→ **Goal of the exercise**
Return every line of the material exactly.

→ **Given data**
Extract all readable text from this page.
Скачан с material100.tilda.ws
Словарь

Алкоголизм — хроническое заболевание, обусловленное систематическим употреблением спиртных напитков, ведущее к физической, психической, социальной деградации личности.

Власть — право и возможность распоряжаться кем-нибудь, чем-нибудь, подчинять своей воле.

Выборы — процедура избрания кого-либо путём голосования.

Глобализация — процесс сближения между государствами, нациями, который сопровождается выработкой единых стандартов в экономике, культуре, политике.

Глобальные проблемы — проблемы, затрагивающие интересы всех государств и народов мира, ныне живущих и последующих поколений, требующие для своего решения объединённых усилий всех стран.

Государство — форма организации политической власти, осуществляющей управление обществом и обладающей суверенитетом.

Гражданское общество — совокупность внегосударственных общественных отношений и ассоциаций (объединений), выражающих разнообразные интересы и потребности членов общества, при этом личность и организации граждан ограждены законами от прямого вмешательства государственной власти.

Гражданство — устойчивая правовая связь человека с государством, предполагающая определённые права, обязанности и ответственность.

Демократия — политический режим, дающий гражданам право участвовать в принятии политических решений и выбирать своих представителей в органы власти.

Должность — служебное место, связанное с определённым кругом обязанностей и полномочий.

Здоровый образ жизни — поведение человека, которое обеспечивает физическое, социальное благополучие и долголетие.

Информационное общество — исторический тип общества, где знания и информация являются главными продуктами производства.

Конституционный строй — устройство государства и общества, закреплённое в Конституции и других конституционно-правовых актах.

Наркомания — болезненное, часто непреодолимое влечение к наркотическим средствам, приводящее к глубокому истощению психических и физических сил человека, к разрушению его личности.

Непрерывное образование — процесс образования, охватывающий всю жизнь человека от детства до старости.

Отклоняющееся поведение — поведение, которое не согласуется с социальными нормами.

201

→ **Exercise response**
Extract all readable text from this page.
Скачан с material100.tilda.ws
Словарь

Алкоголизм — хроническое заболевание, обусловленное систематическим употреблением спиртных напитков, ведущее к физической, психической, социальной деградации личности.

Власть — право и возможность распоряжаться кем-нибудь, чем-нибудь, подчинять своей воле.

Выборы — процедура избрания кого-либо путём голосования.

Глобализация — процесс сближения между государствами, нациями, который сопровождается выработкой единых стандартов в экономике, культуре, политике.

Глобальные проблемы — проблемы, затрагивающие интересы всех государств и народов мира, ныне живущих и последующих поколений, требующие для своего решения объединённых усилий всех стран.

Государство — форма организации политической власти, осуществляющей управление обществом и обладающей суверенитетом.

Гражданское общество — совокупность внегосударственных общественных отношений и ассоциаций (объединений), выражающих разнообразные интересы и потребности членов общества, при этом личность и организации граждан ограждены законами от прямого вмешательства государственной власти.

Гражданство — устойчивая правовая связь человека с государством, предполагающая определённые права, обязанности и ответственность.

Демократия — политический режим, дающий гражданам право участвовать в принятии политических решений и выбирать своих представителей в органы власти.

Должность — служебное место, связанное с определённым кругом обязанностей и полномочий.

Здоровый образ жизни — поведение человека, которое обеспечивает физическое, социальное благополучие и долголетие.

Информационное общество — исторический тип общества, где знания и информация являются главными продуктами производства.

Конституционный строй — устройство государства и общества, закреплённое в Конституции и других конституционно-правовых актах.

Наркомания — болезненное, часто непреодолимое влечение к наркотическим средствам, приводящее к глубокому истощению психических и физических сил человека, к разрушению его личности.

Непрерывное образование — процесс образования, охватывающий всю жизнь человека от детства до старости.

Отклоняющееся поведение — поведение, которое не согласуется с социальными нормами.

201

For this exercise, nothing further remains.